Figure record extracts:
--- --- ---
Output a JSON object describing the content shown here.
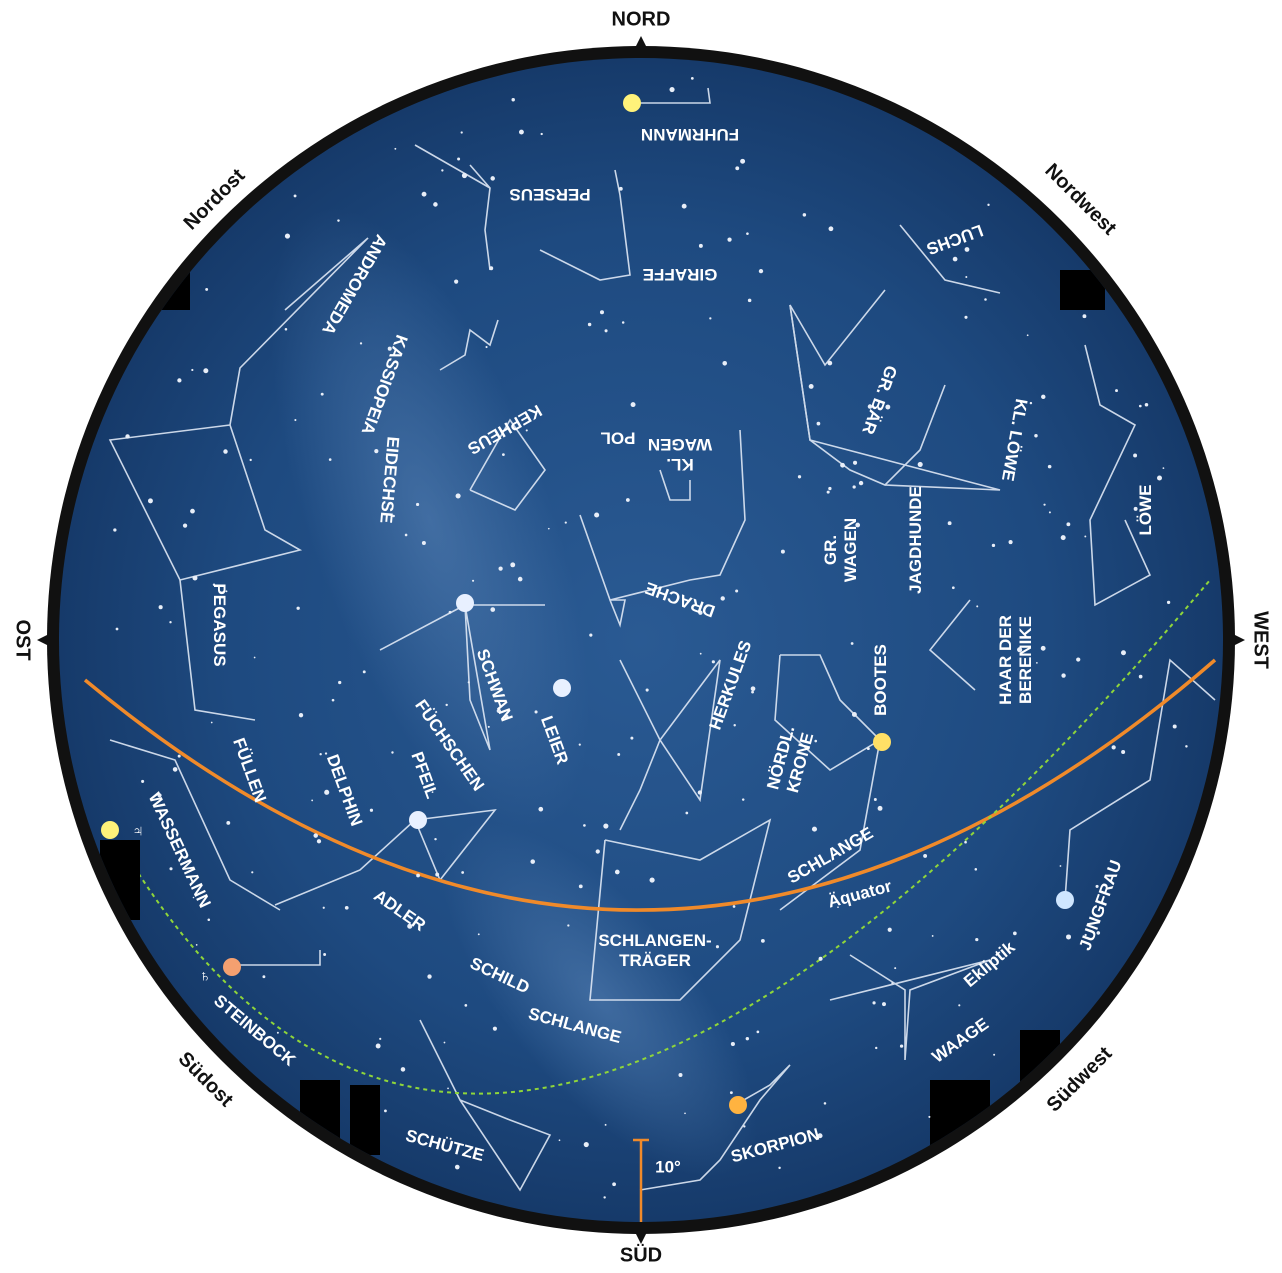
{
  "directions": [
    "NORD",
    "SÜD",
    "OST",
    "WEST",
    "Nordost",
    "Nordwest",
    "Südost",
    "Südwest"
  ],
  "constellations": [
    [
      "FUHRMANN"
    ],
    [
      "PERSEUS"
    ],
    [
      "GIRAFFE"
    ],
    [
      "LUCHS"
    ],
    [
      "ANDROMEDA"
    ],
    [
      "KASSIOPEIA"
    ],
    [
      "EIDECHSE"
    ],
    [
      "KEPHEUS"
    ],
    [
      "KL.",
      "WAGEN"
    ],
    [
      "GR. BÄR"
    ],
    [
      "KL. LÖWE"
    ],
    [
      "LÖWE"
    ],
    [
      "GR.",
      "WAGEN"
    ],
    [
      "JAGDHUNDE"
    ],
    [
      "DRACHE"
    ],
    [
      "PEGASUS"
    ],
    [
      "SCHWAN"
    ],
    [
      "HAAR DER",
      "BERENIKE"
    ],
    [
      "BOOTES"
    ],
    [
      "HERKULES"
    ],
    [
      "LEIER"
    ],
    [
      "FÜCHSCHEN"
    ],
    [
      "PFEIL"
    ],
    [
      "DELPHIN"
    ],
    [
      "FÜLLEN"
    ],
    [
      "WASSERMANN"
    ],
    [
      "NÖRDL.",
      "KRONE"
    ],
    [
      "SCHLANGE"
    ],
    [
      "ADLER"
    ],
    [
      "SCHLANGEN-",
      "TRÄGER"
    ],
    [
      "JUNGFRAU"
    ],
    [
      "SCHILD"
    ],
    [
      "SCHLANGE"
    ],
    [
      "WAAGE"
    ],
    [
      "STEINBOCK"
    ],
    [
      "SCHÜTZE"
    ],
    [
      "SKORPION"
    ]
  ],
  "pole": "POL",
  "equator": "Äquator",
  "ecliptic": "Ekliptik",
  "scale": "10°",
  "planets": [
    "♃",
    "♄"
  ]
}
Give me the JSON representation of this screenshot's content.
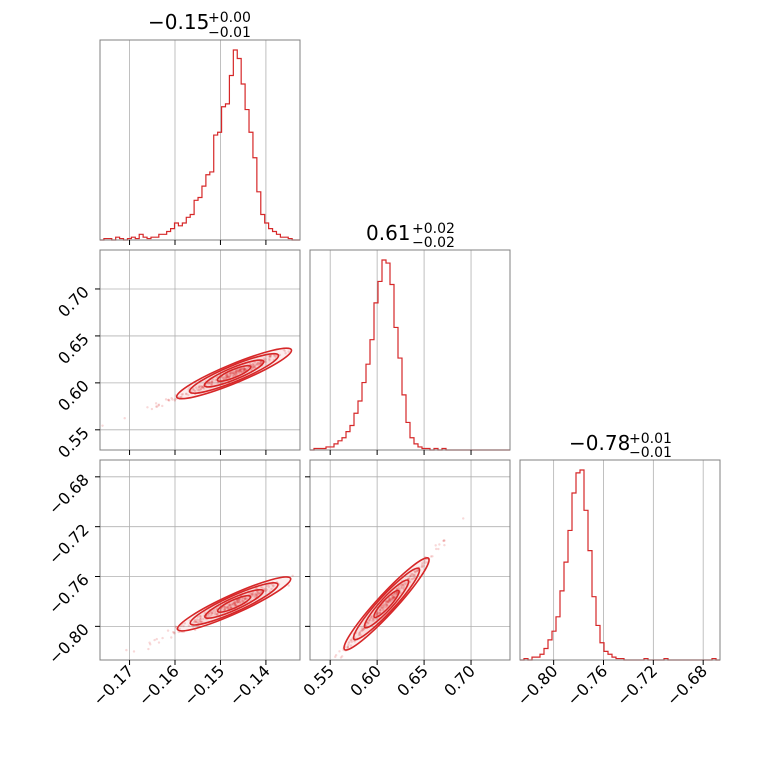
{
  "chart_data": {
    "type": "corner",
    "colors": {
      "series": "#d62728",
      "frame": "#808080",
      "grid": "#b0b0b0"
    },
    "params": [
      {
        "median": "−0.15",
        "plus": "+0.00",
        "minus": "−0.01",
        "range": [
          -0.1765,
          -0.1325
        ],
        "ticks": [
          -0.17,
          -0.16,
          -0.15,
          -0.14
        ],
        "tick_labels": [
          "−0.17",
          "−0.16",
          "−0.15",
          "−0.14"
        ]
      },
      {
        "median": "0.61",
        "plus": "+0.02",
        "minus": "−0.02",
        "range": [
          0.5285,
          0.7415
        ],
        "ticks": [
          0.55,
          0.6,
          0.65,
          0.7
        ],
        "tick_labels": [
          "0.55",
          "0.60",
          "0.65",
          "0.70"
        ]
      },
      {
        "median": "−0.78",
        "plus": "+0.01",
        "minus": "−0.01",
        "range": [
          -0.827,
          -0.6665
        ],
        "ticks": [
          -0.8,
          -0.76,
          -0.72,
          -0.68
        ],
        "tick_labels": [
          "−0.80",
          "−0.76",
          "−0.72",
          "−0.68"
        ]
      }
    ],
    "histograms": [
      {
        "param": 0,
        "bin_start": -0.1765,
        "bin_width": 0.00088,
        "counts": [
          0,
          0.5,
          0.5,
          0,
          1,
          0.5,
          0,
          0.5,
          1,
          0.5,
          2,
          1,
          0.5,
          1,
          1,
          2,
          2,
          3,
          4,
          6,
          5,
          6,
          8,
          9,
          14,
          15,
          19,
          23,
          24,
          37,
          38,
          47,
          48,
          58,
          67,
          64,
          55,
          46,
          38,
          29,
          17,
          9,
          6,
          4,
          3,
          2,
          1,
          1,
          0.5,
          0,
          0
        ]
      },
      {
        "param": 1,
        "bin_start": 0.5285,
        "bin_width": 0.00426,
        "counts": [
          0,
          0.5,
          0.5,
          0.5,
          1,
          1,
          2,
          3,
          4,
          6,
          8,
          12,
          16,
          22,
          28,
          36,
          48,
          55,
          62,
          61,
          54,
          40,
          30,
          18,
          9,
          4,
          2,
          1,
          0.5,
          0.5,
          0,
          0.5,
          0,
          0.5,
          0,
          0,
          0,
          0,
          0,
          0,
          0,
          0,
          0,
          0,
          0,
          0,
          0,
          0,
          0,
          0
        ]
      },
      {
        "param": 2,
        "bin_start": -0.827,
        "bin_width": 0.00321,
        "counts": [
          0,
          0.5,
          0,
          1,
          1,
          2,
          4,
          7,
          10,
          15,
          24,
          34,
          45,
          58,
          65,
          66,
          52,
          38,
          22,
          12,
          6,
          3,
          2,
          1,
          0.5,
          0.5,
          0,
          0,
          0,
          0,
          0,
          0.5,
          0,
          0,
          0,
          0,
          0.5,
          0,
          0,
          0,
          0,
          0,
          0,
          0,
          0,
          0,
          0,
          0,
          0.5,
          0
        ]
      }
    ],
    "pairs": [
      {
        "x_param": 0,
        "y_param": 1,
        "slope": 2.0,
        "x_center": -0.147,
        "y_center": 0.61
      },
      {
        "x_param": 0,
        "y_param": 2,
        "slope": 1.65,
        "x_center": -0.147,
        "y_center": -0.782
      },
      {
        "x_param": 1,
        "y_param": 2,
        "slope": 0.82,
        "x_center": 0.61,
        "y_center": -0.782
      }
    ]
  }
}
--- --- ---
Given request: Reproduce each line of the records exactly, and omit every picture.

Task solution:
Output a JSON object describing the content shown here.
{
  "directions": [
    "NORD",
    "SÜD",
    "OST",
    "WEST",
    "Nordost",
    "Nordwest",
    "Südost",
    "Südwest"
  ],
  "constellations": [
    [
      "FUHRMANN"
    ],
    [
      "PERSEUS"
    ],
    [
      "GIRAFFE"
    ],
    [
      "LUCHS"
    ],
    [
      "ANDROMEDA"
    ],
    [
      "KASSIOPEIA"
    ],
    [
      "EIDECHSE"
    ],
    [
      "KEPHEUS"
    ],
    [
      "KL.",
      "WAGEN"
    ],
    [
      "GR. BÄR"
    ],
    [
      "KL. LÖWE"
    ],
    [
      "LÖWE"
    ],
    [
      "GR.",
      "WAGEN"
    ],
    [
      "JAGDHUNDE"
    ],
    [
      "DRACHE"
    ],
    [
      "PEGASUS"
    ],
    [
      "SCHWAN"
    ],
    [
      "HAAR DER",
      "BERENIKE"
    ],
    [
      "BOOTES"
    ],
    [
      "HERKULES"
    ],
    [
      "LEIER"
    ],
    [
      "FÜCHSCHEN"
    ],
    [
      "PFEIL"
    ],
    [
      "DELPHIN"
    ],
    [
      "FÜLLEN"
    ],
    [
      "WASSERMANN"
    ],
    [
      "NÖRDL.",
      "KRONE"
    ],
    [
      "SCHLANGE"
    ],
    [
      "ADLER"
    ],
    [
      "SCHLANGEN-",
      "TRÄGER"
    ],
    [
      "JUNGFRAU"
    ],
    [
      "SCHILD"
    ],
    [
      "SCHLANGE"
    ],
    [
      "WAAGE"
    ],
    [
      "STEINBOCK"
    ],
    [
      "SCHÜTZE"
    ],
    [
      "SKORPION"
    ]
  ],
  "pole": "POL",
  "equator": "Äquator",
  "ecliptic": "Ekliptik",
  "scale": "10°",
  "planets": [
    "♃",
    "♄"
  ]
}
Give me the JSON representation of this screenshot's content.
{
  "chart_data": {
    "type": "corner",
    "colors": {
      "series": "#d62728",
      "frame": "#808080",
      "grid": "#b0b0b0"
    },
    "params": [
      {
        "median": "−0.15",
        "plus": "+0.00",
        "minus": "−0.01",
        "range": [
          -0.1765,
          -0.1325
        ],
        "ticks": [
          -0.17,
          -0.16,
          -0.15,
          -0.14
        ],
        "tick_labels": [
          "−0.17",
          "−0.16",
          "−0.15",
          "−0.14"
        ]
      },
      {
        "median": "0.61",
        "plus": "+0.02",
        "minus": "−0.02",
        "range": [
          0.5285,
          0.7415
        ],
        "ticks": [
          0.55,
          0.6,
          0.65,
          0.7
        ],
        "tick_labels": [
          "0.55",
          "0.60",
          "0.65",
          "0.70"
        ]
      },
      {
        "median": "−0.78",
        "plus": "+0.01",
        "minus": "−0.01",
        "range": [
          -0.827,
          -0.6665
        ],
        "ticks": [
          -0.8,
          -0.76,
          -0.72,
          -0.68
        ],
        "tick_labels": [
          "−0.80",
          "−0.76",
          "−0.72",
          "−0.68"
        ]
      }
    ],
    "histograms": [
      {
        "param": 0,
        "bin_start": -0.1765,
        "bin_width": 0.00088,
        "counts": [
          0,
          0.5,
          0.5,
          0,
          1,
          0.5,
          0,
          0.5,
          1,
          0.5,
          2,
          1,
          0.5,
          1,
          1,
          2,
          2,
          3,
          4,
          6,
          5,
          6,
          8,
          9,
          14,
          15,
          19,
          23,
          24,
          37,
          38,
          47,
          48,
          58,
          67,
          64,
          55,
          46,
          38,
          29,
          17,
          9,
          6,
          4,
          3,
          2,
          1,
          1,
          0.5,
          0,
          0
        ]
      },
      {
        "param": 1,
        "bin_start": 0.5285,
        "bin_width": 0.00426,
        "counts": [
          0,
          0.5,
          0.5,
          0.5,
          1,
          1,
          2,
          3,
          4,
          6,
          8,
          12,
          16,
          22,
          28,
          36,
          48,
          55,
          62,
          61,
          54,
          40,
          30,
          18,
          9,
          4,
          2,
          1,
          0.5,
          0.5,
          0,
          0.5,
          0,
          0.5,
          0,
          0,
          0,
          0,
          0,
          0,
          0,
          0,
          0,
          0,
          0,
          0,
          0,
          0,
          0,
          0
        ]
      },
      {
        "param": 2,
        "bin_start": -0.827,
        "bin_width": 0.00321,
        "counts": [
          0,
          0.5,
          0,
          1,
          1,
          2,
          4,
          7,
          10,
          15,
          24,
          34,
          45,
          58,
          65,
          66,
          52,
          38,
          22,
          12,
          6,
          3,
          2,
          1,
          0.5,
          0.5,
          0,
          0,
          0,
          0,
          0,
          0.5,
          0,
          0,
          0,
          0,
          0.5,
          0,
          0,
          0,
          0,
          0,
          0,
          0,
          0,
          0,
          0,
          0,
          0.5,
          0
        ]
      }
    ],
    "pairs": [
      {
        "x_param": 0,
        "y_param": 1,
        "slope": 2.0,
        "x_center": -0.147,
        "y_center": 0.61
      },
      {
        "x_param": 0,
        "y_param": 2,
        "slope": 1.65,
        "x_center": -0.147,
        "y_center": -0.782
      },
      {
        "x_param": 1,
        "y_param": 2,
        "slope": 0.82,
        "x_center": 0.61,
        "y_center": -0.782
      }
    ]
  }
}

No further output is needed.